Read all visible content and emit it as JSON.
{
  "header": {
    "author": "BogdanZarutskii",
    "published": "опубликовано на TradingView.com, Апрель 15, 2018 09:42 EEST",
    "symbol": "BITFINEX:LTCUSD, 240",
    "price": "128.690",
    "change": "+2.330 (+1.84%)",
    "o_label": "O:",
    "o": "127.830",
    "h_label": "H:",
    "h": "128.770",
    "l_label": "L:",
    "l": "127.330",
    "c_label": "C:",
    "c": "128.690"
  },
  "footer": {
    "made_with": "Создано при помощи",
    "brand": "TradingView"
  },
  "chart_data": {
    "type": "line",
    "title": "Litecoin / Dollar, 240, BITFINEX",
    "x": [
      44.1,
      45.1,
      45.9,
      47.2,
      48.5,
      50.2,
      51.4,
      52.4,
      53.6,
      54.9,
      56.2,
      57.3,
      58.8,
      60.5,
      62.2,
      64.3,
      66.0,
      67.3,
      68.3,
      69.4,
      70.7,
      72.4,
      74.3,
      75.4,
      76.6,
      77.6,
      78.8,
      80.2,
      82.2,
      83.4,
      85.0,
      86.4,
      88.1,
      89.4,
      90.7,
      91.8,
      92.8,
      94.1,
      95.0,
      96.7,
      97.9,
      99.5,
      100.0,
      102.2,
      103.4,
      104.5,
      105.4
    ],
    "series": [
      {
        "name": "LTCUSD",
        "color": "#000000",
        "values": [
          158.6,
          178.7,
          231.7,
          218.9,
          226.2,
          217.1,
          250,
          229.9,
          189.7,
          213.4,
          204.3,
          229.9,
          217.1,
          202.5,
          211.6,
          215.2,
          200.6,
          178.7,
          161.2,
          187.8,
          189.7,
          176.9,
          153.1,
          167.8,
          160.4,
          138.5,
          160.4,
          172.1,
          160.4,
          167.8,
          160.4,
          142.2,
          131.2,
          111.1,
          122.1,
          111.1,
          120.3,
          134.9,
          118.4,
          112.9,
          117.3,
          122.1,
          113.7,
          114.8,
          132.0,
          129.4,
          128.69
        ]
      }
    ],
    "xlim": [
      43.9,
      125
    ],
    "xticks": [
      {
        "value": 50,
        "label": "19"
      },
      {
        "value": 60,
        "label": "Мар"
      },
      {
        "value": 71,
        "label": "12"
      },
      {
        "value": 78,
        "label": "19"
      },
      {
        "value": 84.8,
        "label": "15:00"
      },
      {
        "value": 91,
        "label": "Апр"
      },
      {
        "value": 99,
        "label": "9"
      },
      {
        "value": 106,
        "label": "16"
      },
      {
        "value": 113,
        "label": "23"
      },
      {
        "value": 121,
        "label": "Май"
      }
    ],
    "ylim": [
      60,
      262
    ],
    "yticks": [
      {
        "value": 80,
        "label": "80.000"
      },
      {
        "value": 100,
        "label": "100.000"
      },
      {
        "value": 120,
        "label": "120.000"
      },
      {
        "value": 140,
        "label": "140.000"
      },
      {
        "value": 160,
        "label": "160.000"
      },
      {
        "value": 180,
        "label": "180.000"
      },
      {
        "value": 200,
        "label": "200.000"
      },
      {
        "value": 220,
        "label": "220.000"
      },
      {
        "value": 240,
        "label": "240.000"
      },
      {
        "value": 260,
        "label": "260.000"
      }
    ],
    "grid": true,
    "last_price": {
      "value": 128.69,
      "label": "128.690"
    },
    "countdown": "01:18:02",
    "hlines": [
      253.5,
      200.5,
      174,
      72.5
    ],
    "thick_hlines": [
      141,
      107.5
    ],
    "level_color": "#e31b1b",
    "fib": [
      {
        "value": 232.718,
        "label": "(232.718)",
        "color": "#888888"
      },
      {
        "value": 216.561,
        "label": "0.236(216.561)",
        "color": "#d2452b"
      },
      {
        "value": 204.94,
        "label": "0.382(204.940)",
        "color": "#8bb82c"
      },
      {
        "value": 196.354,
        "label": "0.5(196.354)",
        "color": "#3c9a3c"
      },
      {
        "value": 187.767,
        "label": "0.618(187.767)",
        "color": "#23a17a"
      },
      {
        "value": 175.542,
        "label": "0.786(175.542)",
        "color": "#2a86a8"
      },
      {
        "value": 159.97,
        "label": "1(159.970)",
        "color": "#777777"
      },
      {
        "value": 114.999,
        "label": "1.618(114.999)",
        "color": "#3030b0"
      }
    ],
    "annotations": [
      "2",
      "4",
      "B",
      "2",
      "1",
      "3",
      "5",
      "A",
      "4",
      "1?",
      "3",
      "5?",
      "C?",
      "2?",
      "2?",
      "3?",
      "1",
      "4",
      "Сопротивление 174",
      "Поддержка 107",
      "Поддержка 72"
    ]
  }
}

==

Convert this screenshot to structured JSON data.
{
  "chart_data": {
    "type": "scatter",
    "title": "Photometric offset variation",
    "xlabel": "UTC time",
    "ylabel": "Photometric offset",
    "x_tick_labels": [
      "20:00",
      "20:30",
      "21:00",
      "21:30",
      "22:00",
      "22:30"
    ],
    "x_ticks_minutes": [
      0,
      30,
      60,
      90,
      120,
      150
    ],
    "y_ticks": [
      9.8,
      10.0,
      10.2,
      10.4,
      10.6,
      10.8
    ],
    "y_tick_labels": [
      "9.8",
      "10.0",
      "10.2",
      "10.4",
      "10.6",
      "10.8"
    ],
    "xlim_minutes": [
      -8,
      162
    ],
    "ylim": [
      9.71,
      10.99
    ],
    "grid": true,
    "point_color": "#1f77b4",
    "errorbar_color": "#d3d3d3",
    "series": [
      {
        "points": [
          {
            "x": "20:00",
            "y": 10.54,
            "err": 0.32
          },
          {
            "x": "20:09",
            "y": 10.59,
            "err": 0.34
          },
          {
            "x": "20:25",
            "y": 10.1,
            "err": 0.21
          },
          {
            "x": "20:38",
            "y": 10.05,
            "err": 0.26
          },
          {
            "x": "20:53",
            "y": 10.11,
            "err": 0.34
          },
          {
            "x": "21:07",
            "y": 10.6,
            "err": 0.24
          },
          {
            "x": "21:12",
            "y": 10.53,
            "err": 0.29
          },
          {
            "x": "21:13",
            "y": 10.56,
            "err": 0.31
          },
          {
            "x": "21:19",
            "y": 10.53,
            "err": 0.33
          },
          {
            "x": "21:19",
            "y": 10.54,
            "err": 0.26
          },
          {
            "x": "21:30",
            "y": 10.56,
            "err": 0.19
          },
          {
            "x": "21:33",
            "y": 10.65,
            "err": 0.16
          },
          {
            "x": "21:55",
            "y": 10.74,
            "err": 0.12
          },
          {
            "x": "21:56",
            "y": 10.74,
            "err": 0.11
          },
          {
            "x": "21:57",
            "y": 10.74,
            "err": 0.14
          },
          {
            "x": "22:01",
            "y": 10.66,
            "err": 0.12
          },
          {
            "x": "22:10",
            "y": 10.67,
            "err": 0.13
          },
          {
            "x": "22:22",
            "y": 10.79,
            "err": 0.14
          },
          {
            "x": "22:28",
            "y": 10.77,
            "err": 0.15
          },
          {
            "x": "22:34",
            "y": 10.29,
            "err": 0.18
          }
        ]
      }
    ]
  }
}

* TASK DESCRIPTION:
Pick out the lines that contain "Photometric" and copy them.

* FINISHED ANSWER:
    "title": "Photometric offset variation",
    "ylabel": "Photometric offset",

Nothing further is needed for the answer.